Your task is to reproduce the material exactly.

- RECORDS FOR THE EXERCISE:
○ ○ ○ ○ ○ ○ ○

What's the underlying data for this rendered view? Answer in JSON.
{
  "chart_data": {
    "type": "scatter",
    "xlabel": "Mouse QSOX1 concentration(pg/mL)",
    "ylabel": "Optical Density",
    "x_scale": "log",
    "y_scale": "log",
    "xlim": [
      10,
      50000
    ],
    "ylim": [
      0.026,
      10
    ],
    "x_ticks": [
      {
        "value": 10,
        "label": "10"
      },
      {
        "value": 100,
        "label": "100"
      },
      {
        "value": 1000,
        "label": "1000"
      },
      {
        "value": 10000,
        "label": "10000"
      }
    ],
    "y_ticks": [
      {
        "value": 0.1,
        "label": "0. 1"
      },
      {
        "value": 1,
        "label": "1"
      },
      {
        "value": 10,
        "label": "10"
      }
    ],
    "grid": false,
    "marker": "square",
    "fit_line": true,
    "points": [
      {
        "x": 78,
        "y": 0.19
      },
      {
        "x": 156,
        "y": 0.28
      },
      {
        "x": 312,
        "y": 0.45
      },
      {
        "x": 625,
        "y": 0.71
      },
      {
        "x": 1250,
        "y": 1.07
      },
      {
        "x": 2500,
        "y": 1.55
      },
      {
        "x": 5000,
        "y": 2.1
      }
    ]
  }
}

○ ○ ○ ○ ○ ○ ○

- ANSWER TO THE TASK:
What's the underlying data for this rendered view? Answer in JSON.
{
  "chart_data": {
    "type": "scatter",
    "xlabel": "Mouse QSOX1 concentration(pg/mL)",
    "ylabel": "Optical Density",
    "x_scale": "log",
    "y_scale": "log",
    "xlim": [
      10,
      50000
    ],
    "ylim": [
      0.026,
      10
    ],
    "x_ticks": [
      {
        "value": 10,
        "label": "10"
      },
      {
        "value": 100,
        "label": "100"
      },
      {
        "value": 1000,
        "label": "1000"
      },
      {
        "value": 10000,
        "label": "10000"
      }
    ],
    "y_ticks": [
      {
        "value": 0.1,
        "label": "0. 1"
      },
      {
        "value": 1,
        "label": "1"
      },
      {
        "value": 10,
        "label": "10"
      }
    ],
    "grid": false,
    "marker": "square",
    "fit_line": true,
    "points": [
      {
        "x": 78,
        "y": 0.19
      },
      {
        "x": 156,
        "y": 0.28
      },
      {
        "x": 312,
        "y": 0.45
      },
      {
        "x": 625,
        "y": 0.71
      },
      {
        "x": 1250,
        "y": 1.07
      },
      {
        "x": 2500,
        "y": 1.55
      },
      {
        "x": 5000,
        "y": 2.1
      }
    ]
  }
}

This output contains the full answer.